— Task goal —
Copy all entries without alteration and skip the pictures they hold.

— Provided material —

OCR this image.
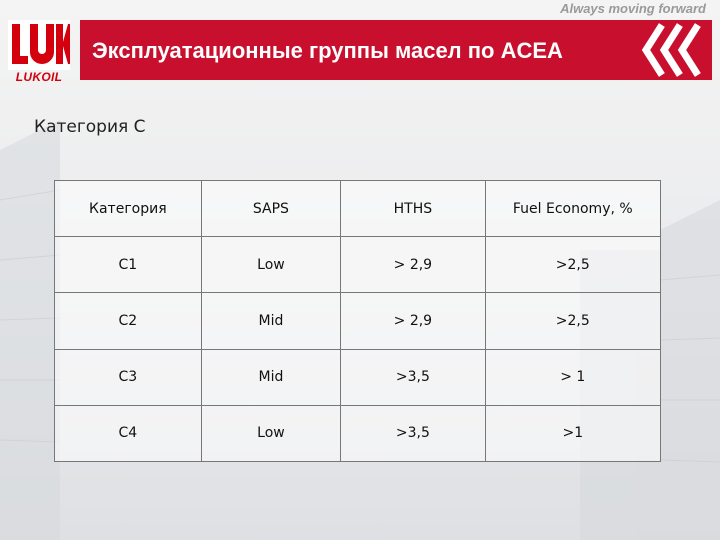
Always moving forward
LUKOIL
Эксплуатационные группы масел по ACEA
Категория С
Категория	SAPS	HTHS	Fuel Economy, %
C1	Low	> 2,9	>2,5
C2	Mid	> 2,9	>2,5
C3	Mid	>3,5	> 1
C4	Low	>3,5	>1
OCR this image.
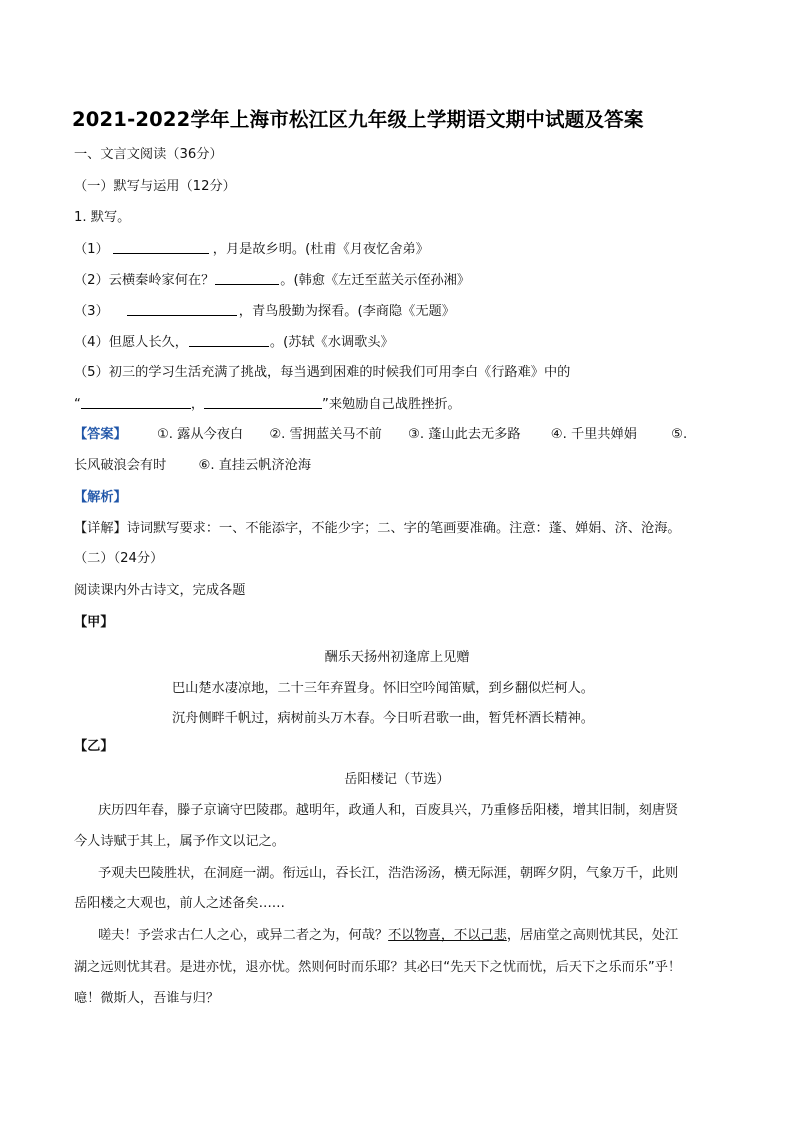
2021-2022学年上海市松江区九年级上学期语文期中试题及答案
一、文言文阅读（36分）
（一）默写与运用（12分）
1. 默写。
（1）	，月是故乡明。(杜甫《月夜忆舍弟》
（2）云横秦岭家何在？	。(韩愈《左迁至蓝关示侄孙湘》
（3）	，青鸟殷勤为探看。(李商隐《无题》
（4）但愿人长久，	。(苏轼《水调歌头》
（5）初三的学习生活充满了挑战，每当遇到困难的时候我们可用李白《行路难》中的
“	，	”来勉励自己战胜挫折。
【答案】 ①. 露从今夜白 ②. 雪拥蓝关马不前 ③. 蓬山此去无多路 ④. 千里共婵娟	⑤.
长风破浪会有时 ⑥. 直挂云帆济沧海
【解析】
【详解】诗词默写要求：一、不能添字，不能少字；二、字的笔画要准确。注意：蓬、婵娟、济、沧海。
（二）（24分）
阅读课内外古诗文，完成各题
【甲】
酬乐天扬州初逢席上见赠
巴山楚水凄凉地，二十三年弃置身。怀旧空吟闻笛赋，到乡翻似烂柯人。
沉舟侧畔千帆过，病树前头万木春。今日听君歌一曲，暂凭杯酒长精神。
【乙】
岳阳楼记（节选）
庆历四年春，滕子京谪守巴陵郡。越明年，政通人和，百废具兴，乃重修岳阳楼，增其旧制，刻唐贤
今人诗赋于其上，属予作文以记之。
予观夫巴陵胜状，在洞庭一湖。衔远山，吞长江，浩浩汤汤，横无际涯，朝晖夕阴，气象万千，此则
岳阳楼之大观也，前人之述备矣……
嗟夫！予尝求古仁人之心，或异二者之为，何哉？不以物喜，不以己悲，居庙堂之高则忧其民，处江
湖之远则忧其君。是进亦忧，退亦忧。然则何时而乐耶？其必曰“先天下之忧而忧，后天下之乐而乐”乎！
噫！微斯人，吾谁与归？
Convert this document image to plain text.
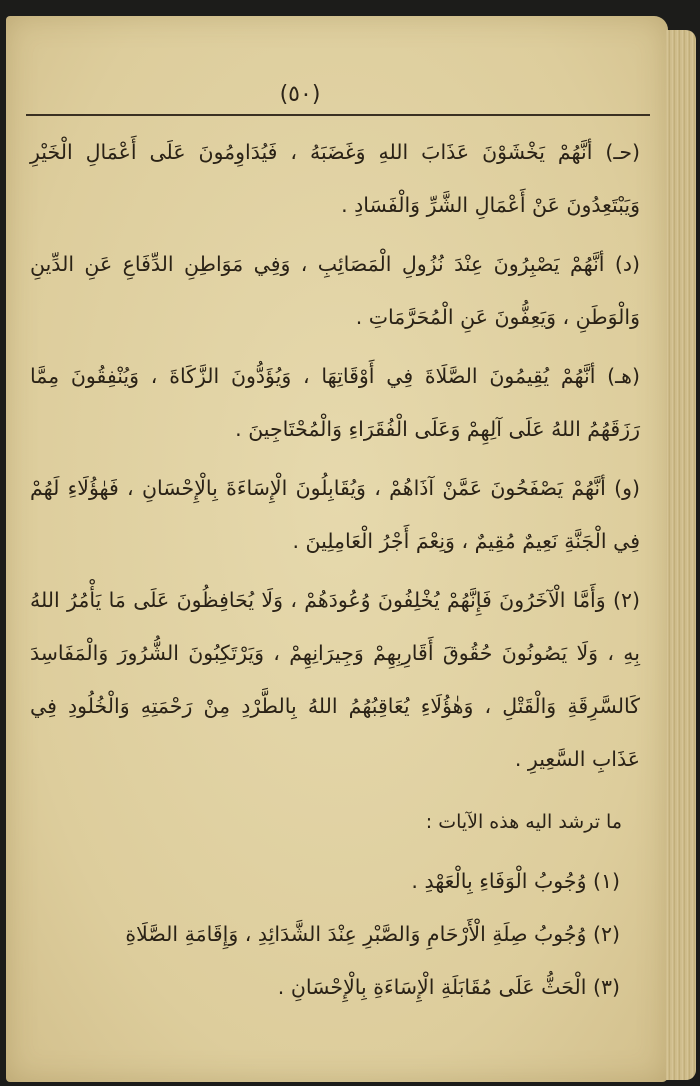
(٥٠)

(حـ) أنَّهُمْ يَخْشَوْنَ عَذَابَ اللهِ وَغَضَبَهُ ، فَيُدَاوِمُونَ عَلَى أَعْمَالِ الْخَيْرِ وَيَبْتَعِدُونَ عَنْ أَعْمَالِ الشَّرِّ وَالْفَسَادِ .

(د) أنَّهُمْ يَصْبِرُونَ عِنْدَ نُزُولِ الْمَصَائِبِ ، وَفِي مَوَاطِنِ الدِّفَاعِ عَنِ الدِّينِ وَالْوَطَنِ ، وَيَعِفُّونَ عَنِ الْمُحَرَّمَاتِ .

(هـ) أنَّهُمْ يُقِيمُونَ الصَّلَاةَ فِي أَوْقَاتِهَا ، وَيُؤَدُّونَ الزَّكَاةَ ، وَيُنْفِقُونَ مِمَّا رَزَقَهُمُ اللهُ عَلَى آلِهِمْ وَعَلَى الْفُقَرَاءِ وَالْمُحْتَاجِينَ .

(و) أنَّهُمْ يَصْفَحُونَ عَمَّنْ آذَاهُمْ ، وَيُقَابِلُونَ الْإِسَاءَةَ بِالْإِحْسَانِ ، فَهٰؤُلَاءِ لَهُمْ فِي الْجَنَّةِ نَعِيمٌ مُقِيمٌ ، وَنِعْمَ أَجْرُ الْعَامِلِينَ .

(٢) وَأَمَّا الْآخَرُونَ فَإِنَّهُمْ يُخْلِفُونَ وُعُودَهُمْ ، وَلَا يُحَافِظُونَ عَلَى مَا يَأْمُرُ اللهُ بِهِ ، وَلَا يَصُونُونَ حُقُوقَ أَقَارِبِهِمْ وَجِيرَانِهِمْ ، وَيَرْتَكِبُونَ الشُّرُورَ وَالْمَفَاسِدَ كَالسَّرِقَةِ وَالْقَتْلِ ، وَهٰؤُلَاءِ يُعَاقِبُهُمُ اللهُ بِالطَّرْدِ مِنْ رَحْمَتِهِ وَالْخُلُودِ فِي عَذَابِ السَّعِيرِ .

ما ترشد اليه هذه الآيات :

(١) وُجُوبُ الْوَفَاءِ بِالْعَهْدِ .

(٢) وُجُوبُ صِلَةِ الْأَرْحَامِ وَالصَّبْرِ عِنْدَ الشَّدَائِدِ ، وَإِقَامَةِ الصَّلَاةِ

(٣) الْحَثُّ عَلَى مُقَابَلَةِ الْإِسَاءَةِ بِالْإِحْسَانِ .
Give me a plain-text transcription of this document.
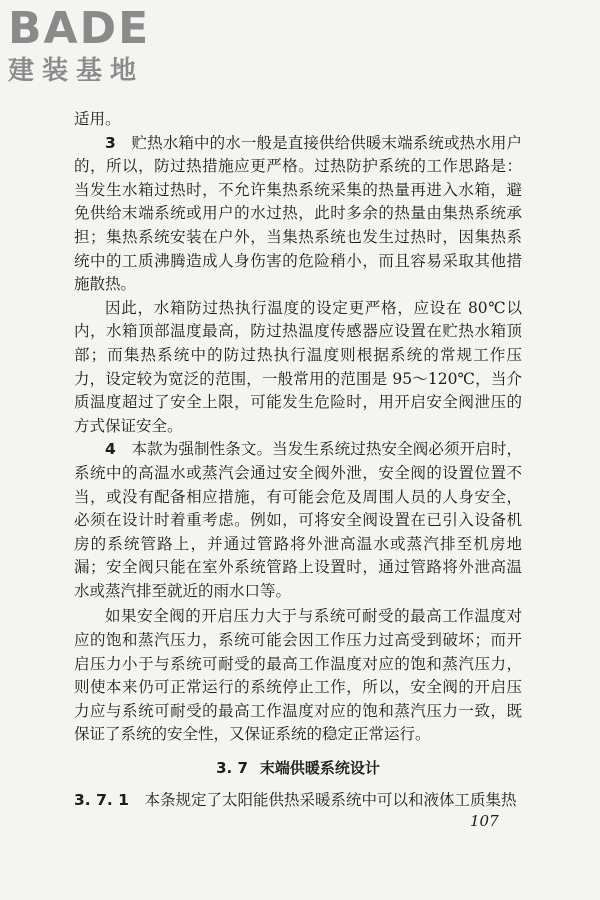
BADE
建装基地

适用。

3　 贮热水箱中的水一般是直接供给供暖末端系统或热水用户的，所以，防过热措施应更严格。过热防护系统的工作思路是：当发生水箱过热时，不允许集热系统采集的热量再进入水箱，避免供给末端系统或用户的水过热，此时多余的热量由集热系统承担；集热系统安装在户外，当集热系统也发生过热时，因集热系统中的工质沸腾造成人身伤害的危险稍小，而且容易采取其他措施散热。

因此，水箱防过热执行温度的设定更严格，应设在 80℃以内，水箱顶部温度最高，防过热温度传感器应设置在贮热水箱顶部；而集热系统中的防过热执行温度则根据系统的常规工作压力，设定较为宽泛的范围，一般常用的范围是 95～120℃，当介质温度超过了安全上限，可能发生危险时，用开启安全阀泄压的方式保证安全。

4　 本款为强制性条文。当发生系统过热安全阀必须开启时，系统中的高温水或蒸汽会通过安全阀外泄，安全阀的设置位置不当，或没有配备相应措施，有可能会危及周围人员的人身安全，必须在设计时着重考虑。例如，可将安全阀设置在已引入设备机房的系统管路上，并通过管路将外泄高温水或蒸汽排至机房地漏；安全阀只能在室外系统管路上设置时，通过管路将外泄高温水或蒸汽排至就近的雨水口等。

如果安全阀的开启压力大于与系统可耐受的最高工作温度对应的饱和蒸汽压力，系统可能会因工作压力过高受到破坏；而开启压力小于与系统可耐受的最高工作温度对应的饱和蒸汽压力，则使本来仍可正常运行的系统停止工作，所以，安全阀的开启压力应与系统可耐受的最高工作温度对应的饱和蒸汽压力一致，既保证了系统的安全性，又保证系统的稳定正常运行。

3. 7 末端供暖系统设计

3. 7. 1　 本条规定了太阳能供热采暖系统中可以和液体工质集热

107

— Written response —
OCR this image.
Always moving forward
LUKOIL
Эксплуатационные группы масел по ACEA
Категория С
Категория	SAPS	HTHS	Fuel Economy, %
C1	Low	> 2,9	>2,5
C2	Mid	> 2,9	>2,5
C3	Mid	>3,5	> 1
C4	Low	>3,5	>1
OCR this image.
2021-2022学年上海市松江区九年级上学期语文期中试题及答案
一、文言文阅读（36分）
（一）默写与运用（12分）
1. 默写。
（1）	，月是故乡明。(杜甫《月夜忆舍弟》
（2）云横秦岭家何在？	。(韩愈《左迁至蓝关示侄孙湘》
（3）	，青鸟殷勤为探看。(李商隐《无题》
（4）但愿人长久，	。(苏轼《水调歌头》
（5）初三的学习生活充满了挑战，每当遇到困难的时候我们可用李白《行路难》中的
“	，	”来勉励自己战胜挫折。
【答案】 ①. 露从今夜白 ②. 雪拥蓝关马不前 ③. 蓬山此去无多路 ④. 千里共婵娟	⑤.
长风破浪会有时 ⑥. 直挂云帆济沧海
【解析】
【详解】诗词默写要求：一、不能添字，不能少字；二、字的笔画要准确。注意：蓬、婵娟、济、沧海。
（二）（24分）
阅读课内外古诗文，完成各题
【甲】
酬乐天扬州初逢席上见赠
巴山楚水凄凉地，二十三年弃置身。怀旧空吟闻笛赋，到乡翻似烂柯人。
沉舟侧畔千帆过，病树前头万木春。今日听君歌一曲，暂凭杯酒长精神。
【乙】
岳阳楼记（节选）
庆历四年春，滕子京谪守巴陵郡。越明年，政通人和，百废具兴，乃重修岳阳楼，增其旧制，刻唐贤
今人诗赋于其上，属予作文以记之。
予观夫巴陵胜状，在洞庭一湖。衔远山，吞长江，浩浩汤汤，横无际涯，朝晖夕阴，气象万千，此则
岳阳楼之大观也，前人之述备矣……
嗟夫！予尝求古仁人之心，或异二者之为，何哉？不以物喜，不以己悲，居庙堂之高则忧其民，处江
湖之远则忧其君。是进亦忧，退亦忧。然则何时而乐耶？其必曰“先天下之忧而忧，后天下之乐而乐”乎！
噫！微斯人，吾谁与归？
Convert this document image to plain text.
(٥٠)

(حـ) أنَّهُمْ يَخْشَوْنَ عَذَابَ اللهِ وَغَضَبَهُ ، فَيُدَاوِمُونَ عَلَى أَعْمَالِ الْخَيْرِ وَيَبْتَعِدُونَ عَنْ أَعْمَالِ الشَّرِّ وَالْفَسَادِ .

(د) أنَّهُمْ يَصْبِرُونَ عِنْدَ نُزُولِ الْمَصَائِبِ ، وَفِي مَوَاطِنِ الدِّفَاعِ عَنِ الدِّينِ وَالْوَطَنِ ، وَيَعِفُّونَ عَنِ الْمُحَرَّمَاتِ .

(هـ) أنَّهُمْ يُقِيمُونَ الصَّلَاةَ فِي أَوْقَاتِهَا ، وَيُؤَدُّونَ الزَّكَاةَ ، وَيُنْفِقُونَ مِمَّا رَزَقَهُمُ اللهُ عَلَى آلِهِمْ وَعَلَى الْفُقَرَاءِ وَالْمُحْتَاجِينَ .

(و) أنَّهُمْ يَصْفَحُونَ عَمَّنْ آذَاهُمْ ، وَيُقَابِلُونَ الْإِسَاءَةَ بِالْإِحْسَانِ ، فَهٰؤُلَاءِ لَهُمْ فِي الْجَنَّةِ نَعِيمٌ مُقِيمٌ ، وَنِعْمَ أَجْرُ الْعَامِلِينَ .

(٢) وَأَمَّا الْآخَرُونَ فَإِنَّهُمْ يُخْلِفُونَ وُعُودَهُمْ ، وَلَا يُحَافِظُونَ عَلَى مَا يَأْمُرُ اللهُ بِهِ ، وَلَا يَصُونُونَ حُقُوقَ أَقَارِبِهِمْ وَجِيرَانِهِمْ ، وَيَرْتَكِبُونَ الشُّرُورَ وَالْمَفَاسِدَ كَالسَّرِقَةِ وَالْقَتْلِ ، وَهٰؤُلَاءِ يُعَاقِبُهُمُ اللهُ بِالطَّرْدِ مِنْ رَحْمَتِهِ وَالْخُلُودِ فِي عَذَابِ السَّعِيرِ .

ما ترشد اليه هذه الآيات :

(١) وُجُوبُ الْوَفَاءِ بِالْعَهْدِ .

(٢) وُجُوبُ صِلَةِ الْأَرْحَامِ وَالصَّبْرِ عِنْدَ الشَّدَائِدِ ، وَإِقَامَةِ الصَّلَاةِ

(٣) الْحَثُّ عَلَى مُقَابَلَةِ الْإِسَاءَةِ بِالْإِحْسَانِ .
Give me a plain-text transcription of this document.
BADE
建装基地

适用。

3　 贮热水箱中的水一般是直接供给供暖末端系统或热水用户的，所以，防过热措施应更严格。过热防护系统的工作思路是：当发生水箱过热时，不允许集热系统采集的热量再进入水箱，避免供给末端系统或用户的水过热，此时多余的热量由集热系统承担；集热系统安装在户外，当集热系统也发生过热时，因集热系统中的工质沸腾造成人身伤害的危险稍小，而且容易采取其他措施散热。

因此，水箱防过热执行温度的设定更严格，应设在 80℃以内，水箱顶部温度最高，防过热温度传感器应设置在贮热水箱顶部；而集热系统中的防过热执行温度则根据系统的常规工作压力，设定较为宽泛的范围，一般常用的范围是 95～120℃，当介质温度超过了安全上限，可能发生危险时，用开启安全阀泄压的方式保证安全。

4　 本款为强制性条文。当发生系统过热安全阀必须开启时，系统中的高温水或蒸汽会通过安全阀外泄，安全阀的设置位置不当，或没有配备相应措施，有可能会危及周围人员的人身安全，必须在设计时着重考虑。例如，可将安全阀设置在已引入设备机房的系统管路上，并通过管路将外泄高温水或蒸汽排至机房地漏；安全阀只能在室外系统管路上设置时，通过管路将外泄高温水或蒸汽排至就近的雨水口等。

如果安全阀的开启压力大于与系统可耐受的最高工作温度对应的饱和蒸汽压力，系统可能会因工作压力过高受到破坏；而开启压力小于与系统可耐受的最高工作温度对应的饱和蒸汽压力，则使本来仍可正常运行的系统停止工作，所以，安全阀的开启压力应与系统可耐受的最高工作温度对应的饱和蒸汽压力一致，既保证了系统的安全性，又保证系统的稳定正常运行。

3. 7 末端供暖系统设计

3. 7. 1　 本条规定了太阳能供热采暖系统中可以和液体工质集热

107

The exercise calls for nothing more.